[The exercise]
Transcribe every line, keeping it exact.

Extracted data entries:

★ ★ ★ ★

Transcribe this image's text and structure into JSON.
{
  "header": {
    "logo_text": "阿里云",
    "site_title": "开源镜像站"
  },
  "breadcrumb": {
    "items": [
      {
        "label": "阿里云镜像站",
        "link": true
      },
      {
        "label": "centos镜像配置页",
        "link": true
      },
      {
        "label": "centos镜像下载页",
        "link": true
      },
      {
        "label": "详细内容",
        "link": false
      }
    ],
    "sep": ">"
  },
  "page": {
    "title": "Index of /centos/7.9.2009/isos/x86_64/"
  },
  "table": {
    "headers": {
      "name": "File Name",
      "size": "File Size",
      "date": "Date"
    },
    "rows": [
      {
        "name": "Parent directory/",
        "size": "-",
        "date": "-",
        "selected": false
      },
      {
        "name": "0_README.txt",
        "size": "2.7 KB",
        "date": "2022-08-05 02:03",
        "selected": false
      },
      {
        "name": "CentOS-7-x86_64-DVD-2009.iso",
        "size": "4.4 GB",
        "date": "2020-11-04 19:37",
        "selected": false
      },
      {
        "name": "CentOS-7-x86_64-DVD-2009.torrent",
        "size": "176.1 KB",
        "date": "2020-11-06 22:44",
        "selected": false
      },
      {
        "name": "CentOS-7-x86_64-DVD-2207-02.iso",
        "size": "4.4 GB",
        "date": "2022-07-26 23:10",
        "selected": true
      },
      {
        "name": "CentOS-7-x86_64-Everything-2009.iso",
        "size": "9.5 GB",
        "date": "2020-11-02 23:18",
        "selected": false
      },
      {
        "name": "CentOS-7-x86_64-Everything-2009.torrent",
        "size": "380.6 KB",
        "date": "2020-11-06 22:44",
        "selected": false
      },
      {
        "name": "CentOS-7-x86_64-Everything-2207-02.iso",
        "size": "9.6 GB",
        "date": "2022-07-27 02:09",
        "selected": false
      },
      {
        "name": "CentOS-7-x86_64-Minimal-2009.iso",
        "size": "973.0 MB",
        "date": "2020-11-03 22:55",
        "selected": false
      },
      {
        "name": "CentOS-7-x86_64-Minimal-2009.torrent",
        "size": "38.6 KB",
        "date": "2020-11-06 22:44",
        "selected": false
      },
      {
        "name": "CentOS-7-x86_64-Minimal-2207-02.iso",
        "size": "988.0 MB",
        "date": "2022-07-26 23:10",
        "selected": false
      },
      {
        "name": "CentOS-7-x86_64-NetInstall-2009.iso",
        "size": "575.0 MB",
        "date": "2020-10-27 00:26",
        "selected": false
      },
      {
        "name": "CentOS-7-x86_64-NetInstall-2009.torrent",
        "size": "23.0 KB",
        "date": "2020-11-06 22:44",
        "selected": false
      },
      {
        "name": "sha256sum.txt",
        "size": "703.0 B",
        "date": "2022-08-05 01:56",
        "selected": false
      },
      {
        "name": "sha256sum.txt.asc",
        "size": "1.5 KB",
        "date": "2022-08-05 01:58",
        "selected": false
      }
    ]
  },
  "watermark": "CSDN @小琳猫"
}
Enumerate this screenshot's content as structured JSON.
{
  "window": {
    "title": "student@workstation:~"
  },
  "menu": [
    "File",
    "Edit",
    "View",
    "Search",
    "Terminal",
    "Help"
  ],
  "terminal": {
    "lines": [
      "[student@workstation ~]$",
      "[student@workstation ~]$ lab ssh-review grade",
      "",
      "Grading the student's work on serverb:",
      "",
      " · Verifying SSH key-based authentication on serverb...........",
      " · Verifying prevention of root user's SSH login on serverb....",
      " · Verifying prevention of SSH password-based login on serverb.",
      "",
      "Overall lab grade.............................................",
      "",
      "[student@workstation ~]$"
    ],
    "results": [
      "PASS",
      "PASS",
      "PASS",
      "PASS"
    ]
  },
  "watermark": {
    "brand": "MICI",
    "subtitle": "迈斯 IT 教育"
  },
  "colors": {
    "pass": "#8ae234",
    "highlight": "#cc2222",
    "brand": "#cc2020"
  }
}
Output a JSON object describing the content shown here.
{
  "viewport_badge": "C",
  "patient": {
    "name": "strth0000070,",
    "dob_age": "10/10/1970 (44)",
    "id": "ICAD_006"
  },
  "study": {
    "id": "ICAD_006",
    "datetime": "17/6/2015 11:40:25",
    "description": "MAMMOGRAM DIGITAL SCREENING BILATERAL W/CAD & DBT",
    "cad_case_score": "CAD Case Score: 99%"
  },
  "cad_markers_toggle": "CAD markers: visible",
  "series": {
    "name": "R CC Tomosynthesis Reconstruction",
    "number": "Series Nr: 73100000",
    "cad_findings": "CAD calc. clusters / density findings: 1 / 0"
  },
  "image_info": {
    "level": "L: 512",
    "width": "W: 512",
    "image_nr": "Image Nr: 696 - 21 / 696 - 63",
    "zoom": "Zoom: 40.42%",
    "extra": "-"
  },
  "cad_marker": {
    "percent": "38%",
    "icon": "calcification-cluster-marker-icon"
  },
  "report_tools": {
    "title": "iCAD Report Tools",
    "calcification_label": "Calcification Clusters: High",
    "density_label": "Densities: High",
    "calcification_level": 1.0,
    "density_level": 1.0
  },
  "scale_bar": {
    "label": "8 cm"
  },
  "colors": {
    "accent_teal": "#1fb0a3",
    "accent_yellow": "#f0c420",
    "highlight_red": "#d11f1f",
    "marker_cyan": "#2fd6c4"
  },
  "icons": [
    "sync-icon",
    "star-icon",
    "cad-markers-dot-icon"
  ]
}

★ ★ ★ ★

[Full answer]
Transcribe this image's text and structure into JSON.
{
  "header": {
    "logo_text": "阿里云",
    "site_title": "开源镜像站"
  },
  "breadcrumb": {
    "items": [
      {
        "label": "阿里云镜像站",
        "link": true
      },
      {
        "label": "centos镜像配置页",
        "link": true
      },
      {
        "label": "centos镜像下载页",
        "link": true
      },
      {
        "label": "详细内容",
        "link": false
      }
    ],
    "sep": ">"
  },
  "page": {
    "title": "Index of /centos/7.9.2009/isos/x86_64/"
  },
  "table": {
    "headers": {
      "name": "File Name",
      "size": "File Size",
      "date": "Date"
    },
    "rows": [
      {
        "name": "Parent directory/",
        "size": "-",
        "date": "-",
        "selected": false
      },
      {
        "name": "0_README.txt",
        "size": "2.7 KB",
        "date": "2022-08-05 02:03",
        "selected": false
      },
      {
        "name": "CentOS-7-x86_64-DVD-2009.iso",
        "size": "4.4 GB",
        "date": "2020-11-04 19:37",
        "selected": false
      },
      {
        "name": "CentOS-7-x86_64-DVD-2009.torrent",
        "size": "176.1 KB",
        "date": "2020-11-06 22:44",
        "selected": false
      },
      {
        "name": "CentOS-7-x86_64-DVD-2207-02.iso",
        "size": "4.4 GB",
        "date": "2022-07-26 23:10",
        "selected": true
      },
      {
        "name": "CentOS-7-x86_64-Everything-2009.iso",
        "size": "9.5 GB",
        "date": "2020-11-02 23:18",
        "selected": false
      },
      {
        "name": "CentOS-7-x86_64-Everything-2009.torrent",
        "size": "380.6 KB",
        "date": "2020-11-06 22:44",
        "selected": false
      },
      {
        "name": "CentOS-7-x86_64-Everything-2207-02.iso",
        "size": "9.6 GB",
        "date": "2022-07-27 02:09",
        "selected": false
      },
      {
        "name": "CentOS-7-x86_64-Minimal-2009.iso",
        "size": "973.0 MB",
        "date": "2020-11-03 22:55",
        "selected": false
      },
      {
        "name": "CentOS-7-x86_64-Minimal-2009.torrent",
        "size": "38.6 KB",
        "date": "2020-11-06 22:44",
        "selected": false
      },
      {
        "name": "CentOS-7-x86_64-Minimal-2207-02.iso",
        "size": "988.0 MB",
        "date": "2022-07-26 23:10",
        "selected": false
      },
      {
        "name": "CentOS-7-x86_64-NetInstall-2009.iso",
        "size": "575.0 MB",
        "date": "2020-10-27 00:26",
        "selected": false
      },
      {
        "name": "CentOS-7-x86_64-NetInstall-2009.torrent",
        "size": "23.0 KB",
        "date": "2020-11-06 22:44",
        "selected": false
      },
      {
        "name": "sha256sum.txt",
        "size": "703.0 B",
        "date": "2022-08-05 01:56",
        "selected": false
      },
      {
        "name": "sha256sum.txt.asc",
        "size": "1.5 KB",
        "date": "2022-08-05 01:58",
        "selected": false
      }
    ]
  },
  "watermark": "CSDN @小琳猫"
}
Enumerate this screenshot's content as structured JSON.
{
  "window": {
    "title": "student@workstation:~"
  },
  "menu": [
    "File",
    "Edit",
    "View",
    "Search",
    "Terminal",
    "Help"
  ],
  "terminal": {
    "lines": [
      "[student@workstation ~]$",
      "[student@workstation ~]$ lab ssh-review grade",
      "",
      "Grading the student's work on serverb:",
      "",
      " · Verifying SSH key-based authentication on serverb...........",
      " · Verifying prevention of root user's SSH login on serverb....",
      " · Verifying prevention of SSH password-based login on serverb.",
      "",
      "Overall lab grade.............................................",
      "",
      "[student@workstation ~]$"
    ],
    "results": [
      "PASS",
      "PASS",
      "PASS",
      "PASS"
    ]
  },
  "watermark": {
    "brand": "MICI",
    "subtitle": "迈斯 IT 教育"
  },
  "colors": {
    "pass": "#8ae234",
    "highlight": "#cc2222",
    "brand": "#cc2020"
  }
}
Output a JSON object describing the content shown here.
{
  "viewport_badge": "C",
  "patient": {
    "name": "strth0000070,",
    "dob_age": "10/10/1970 (44)",
    "id": "ICAD_006"
  },
  "study": {
    "id": "ICAD_006",
    "datetime": "17/6/2015 11:40:25",
    "description": "MAMMOGRAM DIGITAL SCREENING BILATERAL W/CAD & DBT",
    "cad_case_score": "CAD Case Score: 99%"
  },
  "cad_markers_toggle": "CAD markers: visible",
  "series": {
    "name": "R CC Tomosynthesis Reconstruction",
    "number": "Series Nr: 73100000",
    "cad_findings": "CAD calc. clusters / density findings: 1 / 0"
  },
  "image_info": {
    "level": "L: 512",
    "width": "W: 512",
    "image_nr": "Image Nr: 696 - 21 / 696 - 63",
    "zoom": "Zoom: 40.42%",
    "extra": "-"
  },
  "cad_marker": {
    "percent": "38%",
    "icon": "calcification-cluster-marker-icon"
  },
  "report_tools": {
    "title": "iCAD Report Tools",
    "calcification_label": "Calcification Clusters: High",
    "density_label": "Densities: High",
    "calcification_level": 1.0,
    "density_level": 1.0
  },
  "scale_bar": {
    "label": "8 cm"
  },
  "colors": {
    "accent_teal": "#1fb0a3",
    "accent_yellow": "#f0c420",
    "highlight_red": "#d11f1f",
    "marker_cyan": "#2fd6c4"
  },
  "icons": [
    "sync-icon",
    "star-icon",
    "cad-markers-dot-icon"
  ]
}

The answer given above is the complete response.